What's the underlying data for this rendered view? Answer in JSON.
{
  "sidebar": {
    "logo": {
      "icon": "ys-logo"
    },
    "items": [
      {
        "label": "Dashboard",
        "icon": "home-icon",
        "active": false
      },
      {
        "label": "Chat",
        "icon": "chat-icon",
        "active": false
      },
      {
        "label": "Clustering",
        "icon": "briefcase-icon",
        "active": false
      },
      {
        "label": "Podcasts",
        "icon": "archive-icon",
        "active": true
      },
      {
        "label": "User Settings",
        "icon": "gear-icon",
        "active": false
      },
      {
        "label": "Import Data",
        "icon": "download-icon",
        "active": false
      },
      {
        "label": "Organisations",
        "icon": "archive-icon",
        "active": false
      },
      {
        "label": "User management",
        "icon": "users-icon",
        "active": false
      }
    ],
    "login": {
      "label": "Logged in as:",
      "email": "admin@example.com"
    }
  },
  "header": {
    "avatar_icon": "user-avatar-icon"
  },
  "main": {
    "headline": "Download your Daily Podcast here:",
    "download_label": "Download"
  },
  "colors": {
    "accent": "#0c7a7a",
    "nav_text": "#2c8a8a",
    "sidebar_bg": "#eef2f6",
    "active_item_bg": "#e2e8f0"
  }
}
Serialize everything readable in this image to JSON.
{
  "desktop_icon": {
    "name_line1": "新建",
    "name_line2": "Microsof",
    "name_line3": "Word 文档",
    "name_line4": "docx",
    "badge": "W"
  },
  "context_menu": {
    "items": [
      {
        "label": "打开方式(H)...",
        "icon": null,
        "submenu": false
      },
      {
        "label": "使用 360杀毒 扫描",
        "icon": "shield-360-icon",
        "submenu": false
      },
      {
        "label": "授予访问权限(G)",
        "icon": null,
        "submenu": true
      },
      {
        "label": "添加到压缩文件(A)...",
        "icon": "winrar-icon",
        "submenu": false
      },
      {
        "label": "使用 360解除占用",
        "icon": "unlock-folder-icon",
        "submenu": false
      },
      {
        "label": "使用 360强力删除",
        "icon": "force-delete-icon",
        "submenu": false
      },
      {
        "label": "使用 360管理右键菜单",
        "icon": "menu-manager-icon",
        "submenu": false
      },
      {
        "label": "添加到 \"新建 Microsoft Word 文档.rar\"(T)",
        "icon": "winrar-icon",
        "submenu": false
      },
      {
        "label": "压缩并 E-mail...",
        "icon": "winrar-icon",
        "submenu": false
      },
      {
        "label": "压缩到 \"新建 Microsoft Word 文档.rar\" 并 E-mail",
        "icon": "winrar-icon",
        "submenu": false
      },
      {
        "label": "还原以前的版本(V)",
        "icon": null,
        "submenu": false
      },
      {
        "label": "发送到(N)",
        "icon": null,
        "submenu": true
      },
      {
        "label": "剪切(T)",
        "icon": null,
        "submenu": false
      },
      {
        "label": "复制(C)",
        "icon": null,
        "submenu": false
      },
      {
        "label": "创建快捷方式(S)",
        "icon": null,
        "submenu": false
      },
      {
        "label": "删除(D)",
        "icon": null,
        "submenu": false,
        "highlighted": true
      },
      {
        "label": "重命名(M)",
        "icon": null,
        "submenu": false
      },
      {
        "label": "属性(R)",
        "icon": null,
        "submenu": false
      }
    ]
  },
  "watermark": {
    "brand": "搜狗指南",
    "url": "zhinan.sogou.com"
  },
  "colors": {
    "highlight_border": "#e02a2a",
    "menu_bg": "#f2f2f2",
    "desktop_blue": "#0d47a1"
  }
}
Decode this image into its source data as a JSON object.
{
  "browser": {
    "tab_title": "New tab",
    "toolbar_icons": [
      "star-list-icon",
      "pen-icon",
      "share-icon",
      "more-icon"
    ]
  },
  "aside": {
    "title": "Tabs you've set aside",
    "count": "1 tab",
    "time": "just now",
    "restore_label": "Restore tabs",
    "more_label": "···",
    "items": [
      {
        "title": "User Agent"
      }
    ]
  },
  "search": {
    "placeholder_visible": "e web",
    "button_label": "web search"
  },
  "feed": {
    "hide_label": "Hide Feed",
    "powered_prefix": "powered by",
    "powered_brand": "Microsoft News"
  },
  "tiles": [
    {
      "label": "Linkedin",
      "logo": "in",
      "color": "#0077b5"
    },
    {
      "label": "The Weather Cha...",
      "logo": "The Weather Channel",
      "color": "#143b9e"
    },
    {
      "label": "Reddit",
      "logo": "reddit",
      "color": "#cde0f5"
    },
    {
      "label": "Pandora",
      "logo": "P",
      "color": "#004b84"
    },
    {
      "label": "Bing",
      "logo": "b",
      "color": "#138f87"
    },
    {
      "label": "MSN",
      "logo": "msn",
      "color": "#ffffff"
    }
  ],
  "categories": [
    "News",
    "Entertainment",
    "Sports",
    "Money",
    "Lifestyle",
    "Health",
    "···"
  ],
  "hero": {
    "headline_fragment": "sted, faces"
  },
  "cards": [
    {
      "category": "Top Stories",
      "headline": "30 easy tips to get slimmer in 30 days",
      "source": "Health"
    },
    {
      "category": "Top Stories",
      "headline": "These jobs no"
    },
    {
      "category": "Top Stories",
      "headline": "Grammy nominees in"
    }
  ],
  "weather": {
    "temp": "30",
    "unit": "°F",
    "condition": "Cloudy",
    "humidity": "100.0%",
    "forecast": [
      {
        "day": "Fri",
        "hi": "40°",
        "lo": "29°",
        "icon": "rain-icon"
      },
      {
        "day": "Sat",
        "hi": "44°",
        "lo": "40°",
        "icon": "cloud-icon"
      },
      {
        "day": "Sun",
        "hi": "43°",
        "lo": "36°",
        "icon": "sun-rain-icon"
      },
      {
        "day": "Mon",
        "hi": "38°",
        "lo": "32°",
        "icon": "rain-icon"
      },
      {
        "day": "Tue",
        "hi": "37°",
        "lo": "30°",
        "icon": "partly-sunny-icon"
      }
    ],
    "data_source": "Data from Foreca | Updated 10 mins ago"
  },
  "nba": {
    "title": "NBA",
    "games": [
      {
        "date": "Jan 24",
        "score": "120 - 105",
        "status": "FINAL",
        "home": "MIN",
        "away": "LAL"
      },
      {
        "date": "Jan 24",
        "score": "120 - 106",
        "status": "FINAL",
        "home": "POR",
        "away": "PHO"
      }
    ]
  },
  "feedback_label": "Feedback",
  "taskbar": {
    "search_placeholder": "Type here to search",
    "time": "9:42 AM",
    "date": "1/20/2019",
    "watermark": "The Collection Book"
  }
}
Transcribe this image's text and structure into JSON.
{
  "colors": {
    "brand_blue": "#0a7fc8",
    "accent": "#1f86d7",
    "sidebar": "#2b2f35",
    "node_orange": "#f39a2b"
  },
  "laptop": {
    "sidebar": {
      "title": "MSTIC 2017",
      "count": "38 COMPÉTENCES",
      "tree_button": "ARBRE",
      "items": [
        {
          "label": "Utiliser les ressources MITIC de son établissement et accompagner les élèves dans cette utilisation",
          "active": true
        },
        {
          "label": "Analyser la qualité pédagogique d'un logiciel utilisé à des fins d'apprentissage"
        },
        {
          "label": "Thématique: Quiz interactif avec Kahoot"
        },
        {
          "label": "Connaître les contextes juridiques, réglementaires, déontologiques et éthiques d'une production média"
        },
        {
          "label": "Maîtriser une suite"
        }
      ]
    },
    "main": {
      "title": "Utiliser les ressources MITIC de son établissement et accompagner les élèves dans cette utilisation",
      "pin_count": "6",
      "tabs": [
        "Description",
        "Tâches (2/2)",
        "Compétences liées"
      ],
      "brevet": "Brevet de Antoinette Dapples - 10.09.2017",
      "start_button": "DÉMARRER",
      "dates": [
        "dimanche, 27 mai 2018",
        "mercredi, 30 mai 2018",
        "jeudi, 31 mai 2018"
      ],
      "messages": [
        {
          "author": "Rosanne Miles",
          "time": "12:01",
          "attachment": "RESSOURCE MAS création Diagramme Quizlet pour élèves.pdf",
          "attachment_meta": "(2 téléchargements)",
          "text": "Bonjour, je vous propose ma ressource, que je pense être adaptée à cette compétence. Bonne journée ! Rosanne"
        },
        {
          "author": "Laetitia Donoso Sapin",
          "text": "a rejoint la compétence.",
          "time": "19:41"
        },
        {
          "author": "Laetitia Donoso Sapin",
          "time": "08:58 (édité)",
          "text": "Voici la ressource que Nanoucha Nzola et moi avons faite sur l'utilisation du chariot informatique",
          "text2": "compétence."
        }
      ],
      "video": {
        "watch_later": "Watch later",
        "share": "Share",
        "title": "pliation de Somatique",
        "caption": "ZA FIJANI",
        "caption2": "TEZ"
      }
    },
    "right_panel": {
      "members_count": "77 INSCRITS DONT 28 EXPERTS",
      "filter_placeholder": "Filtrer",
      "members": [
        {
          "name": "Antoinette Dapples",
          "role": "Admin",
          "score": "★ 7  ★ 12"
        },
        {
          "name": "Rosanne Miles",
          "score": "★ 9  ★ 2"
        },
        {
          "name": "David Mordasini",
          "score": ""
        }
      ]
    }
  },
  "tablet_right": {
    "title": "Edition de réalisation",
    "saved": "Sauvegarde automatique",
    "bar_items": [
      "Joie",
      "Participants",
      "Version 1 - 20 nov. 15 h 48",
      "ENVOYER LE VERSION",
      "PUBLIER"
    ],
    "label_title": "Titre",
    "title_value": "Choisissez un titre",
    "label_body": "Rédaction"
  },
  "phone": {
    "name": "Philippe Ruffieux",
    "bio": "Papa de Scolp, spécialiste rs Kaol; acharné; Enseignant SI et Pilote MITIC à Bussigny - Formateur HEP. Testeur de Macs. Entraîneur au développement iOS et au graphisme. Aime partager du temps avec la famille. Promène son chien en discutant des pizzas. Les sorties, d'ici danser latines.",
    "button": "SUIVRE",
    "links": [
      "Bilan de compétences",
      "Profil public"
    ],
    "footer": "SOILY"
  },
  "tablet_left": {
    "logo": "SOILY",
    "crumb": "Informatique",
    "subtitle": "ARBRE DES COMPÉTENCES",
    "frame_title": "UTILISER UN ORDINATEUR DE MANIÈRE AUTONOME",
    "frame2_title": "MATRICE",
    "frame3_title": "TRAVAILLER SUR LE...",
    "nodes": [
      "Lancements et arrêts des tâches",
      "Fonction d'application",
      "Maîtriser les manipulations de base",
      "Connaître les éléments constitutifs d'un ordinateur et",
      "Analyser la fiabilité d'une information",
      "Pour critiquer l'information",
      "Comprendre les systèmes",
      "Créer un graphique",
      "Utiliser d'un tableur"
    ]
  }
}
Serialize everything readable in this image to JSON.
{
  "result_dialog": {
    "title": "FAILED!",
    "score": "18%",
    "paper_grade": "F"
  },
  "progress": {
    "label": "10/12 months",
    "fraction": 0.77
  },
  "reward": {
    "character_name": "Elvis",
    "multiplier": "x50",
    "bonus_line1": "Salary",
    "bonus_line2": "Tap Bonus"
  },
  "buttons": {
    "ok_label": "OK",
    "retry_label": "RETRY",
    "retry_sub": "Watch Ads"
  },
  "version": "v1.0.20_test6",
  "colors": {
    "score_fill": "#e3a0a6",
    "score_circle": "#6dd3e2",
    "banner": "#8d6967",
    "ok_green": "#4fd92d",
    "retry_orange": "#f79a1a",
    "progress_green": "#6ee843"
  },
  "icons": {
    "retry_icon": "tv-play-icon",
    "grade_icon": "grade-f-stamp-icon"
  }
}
......
## GIVEN EXERCISE
Copy every single line of the material above that holds "Connaître".

## TASK ANSWER
          "label": "Connaître les contextes juridiques, réglementaires, déontologiques et éthiques d'une production média"
      "Connaître les éléments constitutifs d'un ordinateur et",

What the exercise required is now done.